**Exercise instructions**
Count how many lines below include the string "gewillfahret", and give that number without anything else.

++++++

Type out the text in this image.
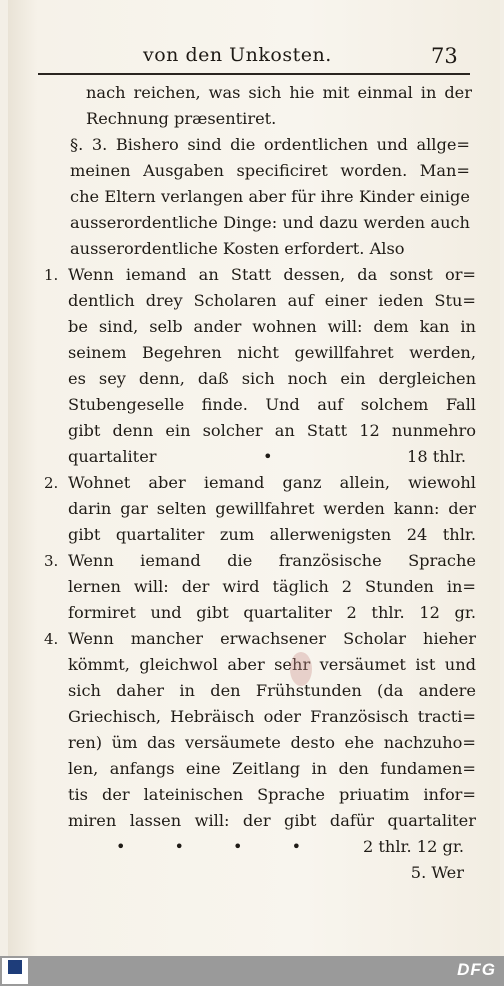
von den Unkosten.	73
nach reichen, was sich hie mit einmal in der
Rechnung præsentiret.
§. 3. Bishero sind die ordentlichen und allge=
meinen Ausgaben specificiret worden. Man=
che Eltern verlangen aber für ihre Kinder einige
ausserordentliche Dinge: und dazu werden auch
ausserordentliche Kosten erfordert. Also
1. Wenn iemand an Statt dessen, da sonst or=
dentlich drey Scholaren auf einer ieden Stu=
be sind, selb ander wohnen will: dem kan in
seinem Begehren nicht gewillfahret werden,
es sey denn, daß sich noch ein dergleichen
Stubengeselle finde. Und auf solchem Fall
gibt denn ein solcher an Statt 12 nunmehro
quartaliter	•	18 thlr.
2. Wohnet aber iemand ganz allein, wiewohl
darin gar selten gewillfahret werden kann: der
gibt quartaliter zum allerwenigsten 24 thlr.
3. Wenn iemand die französische Sprache
lernen will: der wird täglich 2 Stunden in=
formiret und gibt quartaliter 2 thlr. 12 gr.
4. Wenn mancher erwachsener Scholar hieher
kömmt, gleichwol aber sehr versäumet ist und
sich daher in den Frühstunden (da andere
Griechisch, Hebräisch oder Französisch tracti=
ren) üm das versäumete desto ehe nachzuho=
len, anfangs eine Zeitlang in den fundamen=
tis der lateinischen Sprache priuatim infor=
miren lassen will: der gibt dafür quartaliter
• • • •	2 thlr. 12 gr.
5. Wer
DFG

++++++

**Answer to the exercise**
2